* **Problem description**
Copy each of the entries below faithfully, setting aside any pictures.

* **Supplied records**
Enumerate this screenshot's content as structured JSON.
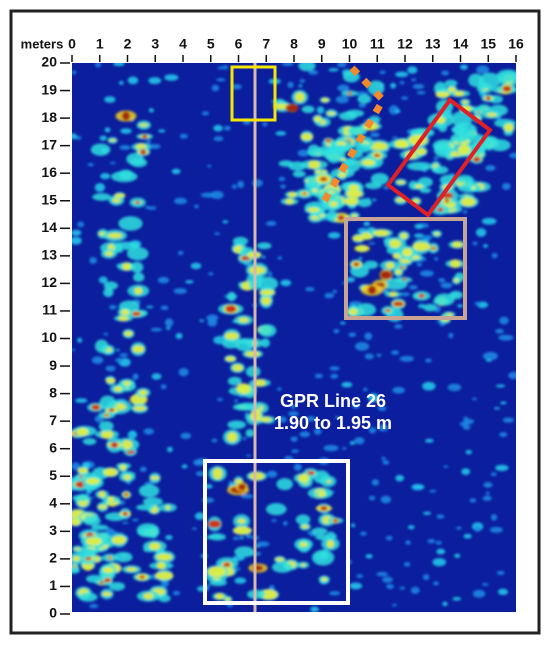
{
  "axis_label": "meters",
  "x_ticks": [
    0,
    1,
    2,
    3,
    4,
    5,
    6,
    7,
    8,
    9,
    10,
    11,
    12,
    13,
    14,
    15,
    16
  ],
  "y_ticks": [
    0,
    1,
    2,
    3,
    4,
    5,
    6,
    7,
    8,
    9,
    10,
    11,
    12,
    13,
    14,
    15,
    16,
    17,
    18,
    19,
    20
  ],
  "annotation": {
    "line1": "GPR Line 26",
    "line2": "1.90 to 1.95 m"
  }
}
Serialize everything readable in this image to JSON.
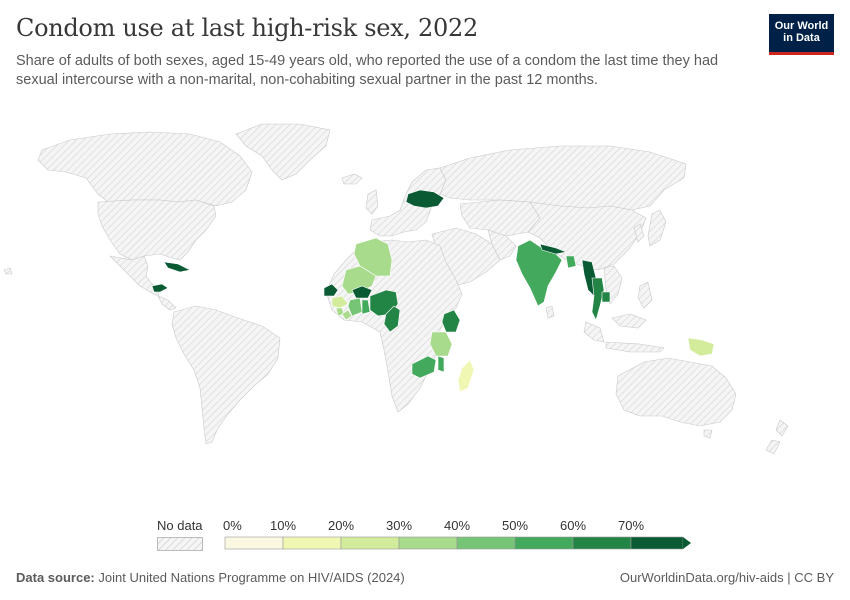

* **The output**
Enumerate this screenshot's content as structured JSON.
{
  "axis_label": "meters",
  "x_ticks": [
    0,
    1,
    2,
    3,
    4,
    5,
    6,
    7,
    8,
    9,
    10,
    11,
    12,
    13,
    14,
    15,
    16
  ],
  "y_ticks": [
    0,
    1,
    2,
    3,
    4,
    5,
    6,
    7,
    8,
    9,
    10,
    11,
    12,
    13,
    14,
    15,
    16,
    17,
    18,
    19,
    20
  ],
  "annotation": {
    "line1": "GPR Line 26",
    "line2": "1.90 to 1.95 m"
  }
}
Serialize everything readable in this image to JSON.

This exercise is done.